#### Given data ####

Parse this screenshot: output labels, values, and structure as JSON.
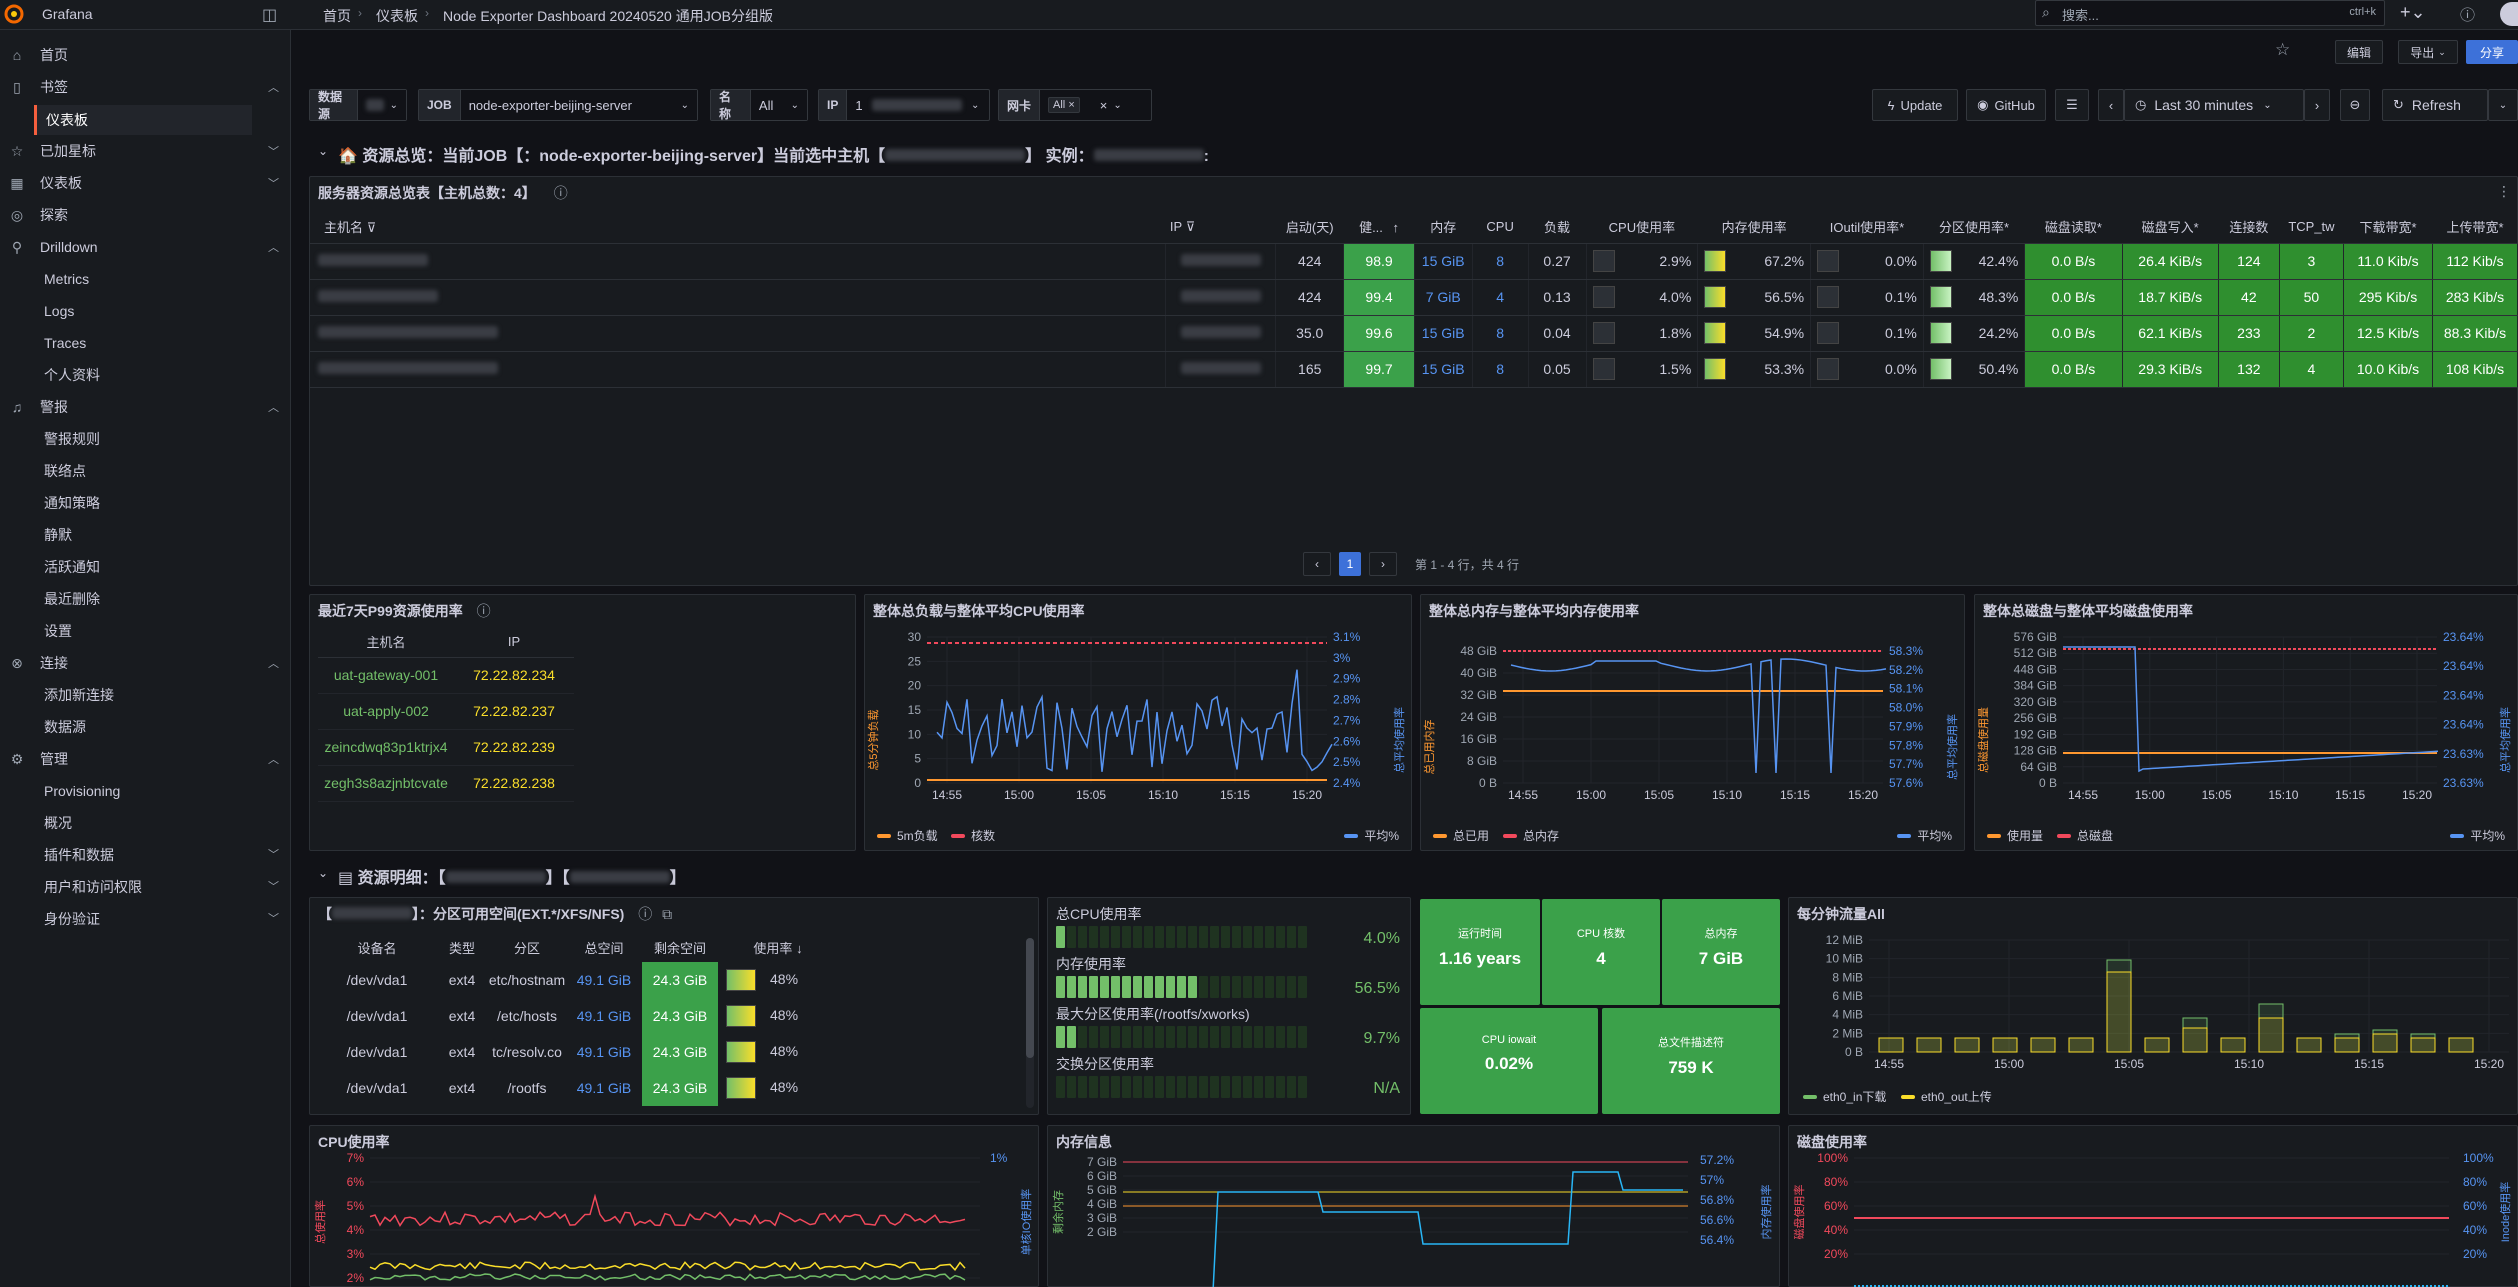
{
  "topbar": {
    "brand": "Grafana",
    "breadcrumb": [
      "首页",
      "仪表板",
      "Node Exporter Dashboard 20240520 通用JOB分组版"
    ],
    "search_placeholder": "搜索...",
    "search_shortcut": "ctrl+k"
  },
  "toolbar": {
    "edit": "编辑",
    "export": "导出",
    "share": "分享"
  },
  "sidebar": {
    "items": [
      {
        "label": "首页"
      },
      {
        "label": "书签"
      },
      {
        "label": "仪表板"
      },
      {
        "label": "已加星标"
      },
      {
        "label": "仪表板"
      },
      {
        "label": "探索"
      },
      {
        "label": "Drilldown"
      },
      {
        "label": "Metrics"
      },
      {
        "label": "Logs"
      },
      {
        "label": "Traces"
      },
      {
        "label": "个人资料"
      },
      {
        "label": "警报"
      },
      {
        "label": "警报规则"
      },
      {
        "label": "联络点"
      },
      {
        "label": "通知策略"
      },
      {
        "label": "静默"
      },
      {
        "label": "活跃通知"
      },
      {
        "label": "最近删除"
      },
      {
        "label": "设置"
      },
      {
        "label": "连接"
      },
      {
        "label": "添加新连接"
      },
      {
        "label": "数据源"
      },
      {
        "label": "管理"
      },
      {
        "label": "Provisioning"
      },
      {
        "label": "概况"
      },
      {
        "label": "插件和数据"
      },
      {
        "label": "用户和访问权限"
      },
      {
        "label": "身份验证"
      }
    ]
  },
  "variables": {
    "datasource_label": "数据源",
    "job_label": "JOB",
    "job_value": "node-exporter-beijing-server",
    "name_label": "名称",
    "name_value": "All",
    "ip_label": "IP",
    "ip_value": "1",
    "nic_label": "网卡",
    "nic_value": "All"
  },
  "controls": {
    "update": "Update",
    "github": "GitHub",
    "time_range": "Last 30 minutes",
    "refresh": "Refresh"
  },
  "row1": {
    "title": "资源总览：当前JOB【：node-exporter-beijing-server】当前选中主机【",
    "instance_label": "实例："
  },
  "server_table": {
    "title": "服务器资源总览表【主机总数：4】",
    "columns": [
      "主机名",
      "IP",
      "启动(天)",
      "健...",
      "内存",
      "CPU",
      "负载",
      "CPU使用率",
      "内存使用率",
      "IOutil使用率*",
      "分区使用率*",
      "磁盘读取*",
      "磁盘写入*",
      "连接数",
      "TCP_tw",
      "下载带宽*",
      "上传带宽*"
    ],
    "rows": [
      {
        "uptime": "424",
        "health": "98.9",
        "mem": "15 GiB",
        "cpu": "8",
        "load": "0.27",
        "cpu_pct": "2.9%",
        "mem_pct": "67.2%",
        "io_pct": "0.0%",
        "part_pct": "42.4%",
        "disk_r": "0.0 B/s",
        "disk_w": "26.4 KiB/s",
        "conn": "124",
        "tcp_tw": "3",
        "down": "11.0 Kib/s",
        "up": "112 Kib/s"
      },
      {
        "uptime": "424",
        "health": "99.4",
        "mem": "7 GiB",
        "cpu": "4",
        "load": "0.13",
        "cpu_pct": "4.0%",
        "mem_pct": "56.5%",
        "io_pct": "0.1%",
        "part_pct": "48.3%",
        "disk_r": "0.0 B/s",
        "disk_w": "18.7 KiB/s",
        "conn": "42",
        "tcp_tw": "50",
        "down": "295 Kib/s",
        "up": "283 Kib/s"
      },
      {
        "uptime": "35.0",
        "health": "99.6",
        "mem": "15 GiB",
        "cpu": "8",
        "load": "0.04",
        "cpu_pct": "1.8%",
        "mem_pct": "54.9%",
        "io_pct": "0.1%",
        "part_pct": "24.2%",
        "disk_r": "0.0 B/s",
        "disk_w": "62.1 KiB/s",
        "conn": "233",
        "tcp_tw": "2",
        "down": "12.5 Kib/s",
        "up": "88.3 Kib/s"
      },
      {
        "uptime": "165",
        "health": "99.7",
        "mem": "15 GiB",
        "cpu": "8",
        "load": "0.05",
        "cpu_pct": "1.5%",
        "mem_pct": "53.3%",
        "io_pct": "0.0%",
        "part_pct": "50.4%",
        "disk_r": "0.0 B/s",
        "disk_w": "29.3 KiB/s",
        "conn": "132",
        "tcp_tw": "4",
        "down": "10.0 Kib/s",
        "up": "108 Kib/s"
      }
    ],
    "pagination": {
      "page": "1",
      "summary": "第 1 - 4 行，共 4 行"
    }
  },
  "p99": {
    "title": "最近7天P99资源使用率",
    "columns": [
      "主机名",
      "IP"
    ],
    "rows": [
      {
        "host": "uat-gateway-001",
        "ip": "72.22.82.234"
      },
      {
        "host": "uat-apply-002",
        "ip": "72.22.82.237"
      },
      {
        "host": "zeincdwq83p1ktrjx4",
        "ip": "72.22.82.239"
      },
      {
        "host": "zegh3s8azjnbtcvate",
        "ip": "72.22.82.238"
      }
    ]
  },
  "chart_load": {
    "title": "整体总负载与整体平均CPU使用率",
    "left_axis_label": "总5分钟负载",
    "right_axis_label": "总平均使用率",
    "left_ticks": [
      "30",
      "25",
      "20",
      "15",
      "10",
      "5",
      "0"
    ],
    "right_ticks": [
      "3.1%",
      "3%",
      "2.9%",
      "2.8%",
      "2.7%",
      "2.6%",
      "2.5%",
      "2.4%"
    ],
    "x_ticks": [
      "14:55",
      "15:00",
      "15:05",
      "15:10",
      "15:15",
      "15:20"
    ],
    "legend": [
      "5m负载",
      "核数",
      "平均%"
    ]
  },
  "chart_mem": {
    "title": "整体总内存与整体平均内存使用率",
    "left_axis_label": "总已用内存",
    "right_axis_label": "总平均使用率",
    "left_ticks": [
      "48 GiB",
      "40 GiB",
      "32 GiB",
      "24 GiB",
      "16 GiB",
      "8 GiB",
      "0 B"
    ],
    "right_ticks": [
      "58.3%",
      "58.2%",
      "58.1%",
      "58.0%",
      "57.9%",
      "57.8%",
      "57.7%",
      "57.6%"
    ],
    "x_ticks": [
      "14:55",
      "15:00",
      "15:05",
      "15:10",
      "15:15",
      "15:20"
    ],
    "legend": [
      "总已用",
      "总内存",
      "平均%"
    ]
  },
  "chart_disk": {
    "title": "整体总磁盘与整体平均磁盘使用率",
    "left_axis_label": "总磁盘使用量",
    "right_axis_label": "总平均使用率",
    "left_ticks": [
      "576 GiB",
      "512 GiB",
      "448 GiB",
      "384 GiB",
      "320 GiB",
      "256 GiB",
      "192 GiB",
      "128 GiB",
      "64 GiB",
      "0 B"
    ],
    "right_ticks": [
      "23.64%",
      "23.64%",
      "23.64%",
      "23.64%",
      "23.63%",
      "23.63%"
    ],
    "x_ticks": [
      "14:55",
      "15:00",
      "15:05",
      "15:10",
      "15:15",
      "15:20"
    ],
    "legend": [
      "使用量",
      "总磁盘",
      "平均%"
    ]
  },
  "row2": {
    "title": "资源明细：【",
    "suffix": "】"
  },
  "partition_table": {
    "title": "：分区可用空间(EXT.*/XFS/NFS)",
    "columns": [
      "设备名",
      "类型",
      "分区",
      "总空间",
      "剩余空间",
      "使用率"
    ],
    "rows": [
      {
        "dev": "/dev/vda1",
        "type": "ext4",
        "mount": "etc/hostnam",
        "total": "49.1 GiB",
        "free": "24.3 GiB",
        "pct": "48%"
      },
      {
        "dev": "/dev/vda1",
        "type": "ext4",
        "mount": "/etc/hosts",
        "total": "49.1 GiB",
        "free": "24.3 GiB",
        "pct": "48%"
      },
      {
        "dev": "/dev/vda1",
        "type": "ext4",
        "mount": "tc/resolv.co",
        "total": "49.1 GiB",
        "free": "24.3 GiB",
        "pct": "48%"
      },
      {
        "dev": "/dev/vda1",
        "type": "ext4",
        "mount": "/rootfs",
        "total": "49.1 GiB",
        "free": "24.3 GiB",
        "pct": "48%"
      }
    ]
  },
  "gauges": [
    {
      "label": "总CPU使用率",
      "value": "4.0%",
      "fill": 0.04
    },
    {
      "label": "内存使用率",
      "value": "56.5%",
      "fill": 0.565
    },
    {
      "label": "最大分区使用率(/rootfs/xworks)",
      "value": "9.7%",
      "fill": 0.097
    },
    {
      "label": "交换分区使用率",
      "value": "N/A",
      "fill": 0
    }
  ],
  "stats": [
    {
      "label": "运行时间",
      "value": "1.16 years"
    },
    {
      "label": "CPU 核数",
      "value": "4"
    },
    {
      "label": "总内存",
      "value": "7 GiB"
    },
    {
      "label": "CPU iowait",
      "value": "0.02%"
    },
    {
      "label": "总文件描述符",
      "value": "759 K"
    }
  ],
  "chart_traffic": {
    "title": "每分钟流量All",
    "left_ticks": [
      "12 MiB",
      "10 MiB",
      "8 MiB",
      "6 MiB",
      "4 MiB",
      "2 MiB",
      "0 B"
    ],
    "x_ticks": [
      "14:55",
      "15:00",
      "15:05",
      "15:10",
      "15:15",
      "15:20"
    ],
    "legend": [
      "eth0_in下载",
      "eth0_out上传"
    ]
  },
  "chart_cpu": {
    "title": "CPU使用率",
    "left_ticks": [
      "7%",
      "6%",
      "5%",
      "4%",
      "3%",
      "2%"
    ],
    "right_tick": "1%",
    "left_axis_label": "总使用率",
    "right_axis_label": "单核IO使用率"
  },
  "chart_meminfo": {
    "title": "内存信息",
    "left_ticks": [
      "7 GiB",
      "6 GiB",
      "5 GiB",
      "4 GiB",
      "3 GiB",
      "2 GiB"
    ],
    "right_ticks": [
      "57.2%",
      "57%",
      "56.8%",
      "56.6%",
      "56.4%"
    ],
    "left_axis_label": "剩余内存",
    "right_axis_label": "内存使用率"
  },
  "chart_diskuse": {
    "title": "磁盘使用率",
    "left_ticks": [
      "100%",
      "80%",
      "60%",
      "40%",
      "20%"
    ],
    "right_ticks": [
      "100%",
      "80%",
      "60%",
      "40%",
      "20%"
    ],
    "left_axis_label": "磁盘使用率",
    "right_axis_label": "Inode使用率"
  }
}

####

▶ Goal
Using the data above, say how many lines include "mount". No other reply is needed.

▶ Expected answer
4